SET EXERCISE -
Locate each line of the material that contains "color", then return it.

──────────

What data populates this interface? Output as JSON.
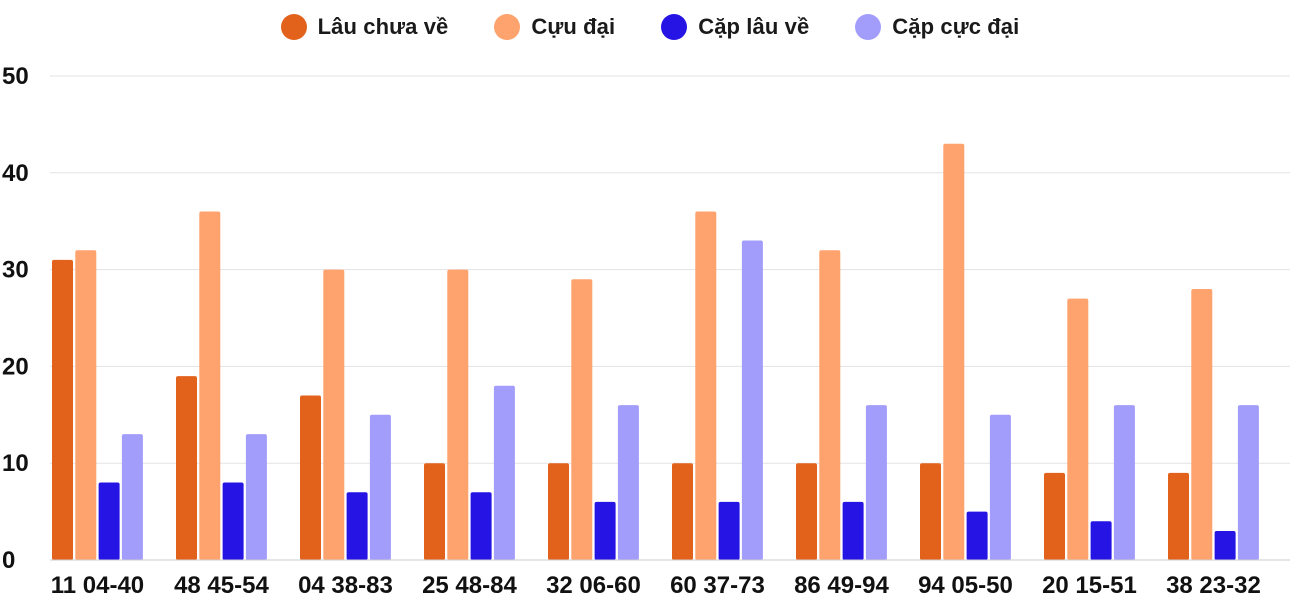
{
  "chart_data": {
    "type": "bar",
    "title": "",
    "xlabel": "",
    "ylabel": "",
    "ylim": [
      0,
      50
    ],
    "yticks": [
      0,
      10,
      20,
      30,
      40,
      50
    ],
    "grid": true,
    "legend_position": "top-center",
    "categories": [
      "11 04-40",
      "48 45-54",
      "04 38-83",
      "25 48-84",
      "32 06-60",
      "60 37-73",
      "86 49-94",
      "94 05-50",
      "20 15-51",
      "38 23-32"
    ],
    "series": [
      {
        "name": "Lâu chưa về",
        "color": "#e2621b",
        "values": [
          31,
          19,
          17,
          10,
          10,
          10,
          10,
          10,
          9,
          9
        ]
      },
      {
        "name": "Cựu đại",
        "color": "#ffa36e",
        "values": [
          32,
          36,
          30,
          30,
          29,
          36,
          32,
          43,
          27,
          28
        ]
      },
      {
        "name": "Cặp lâu về",
        "color": "#2614e4",
        "values": [
          8,
          8,
          7,
          7,
          6,
          6,
          6,
          5,
          4,
          3
        ]
      },
      {
        "name": "Cặp cực đại",
        "color": "#a29dfb",
        "values": [
          13,
          13,
          15,
          18,
          16,
          33,
          16,
          15,
          16,
          16
        ]
      }
    ]
  }
}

──────────

CORRECT RESPONSE -
        "color": "#e2621b",
        "color": "#ffa36e",
        "color": "#2614e4",
        "color": "#a29dfb",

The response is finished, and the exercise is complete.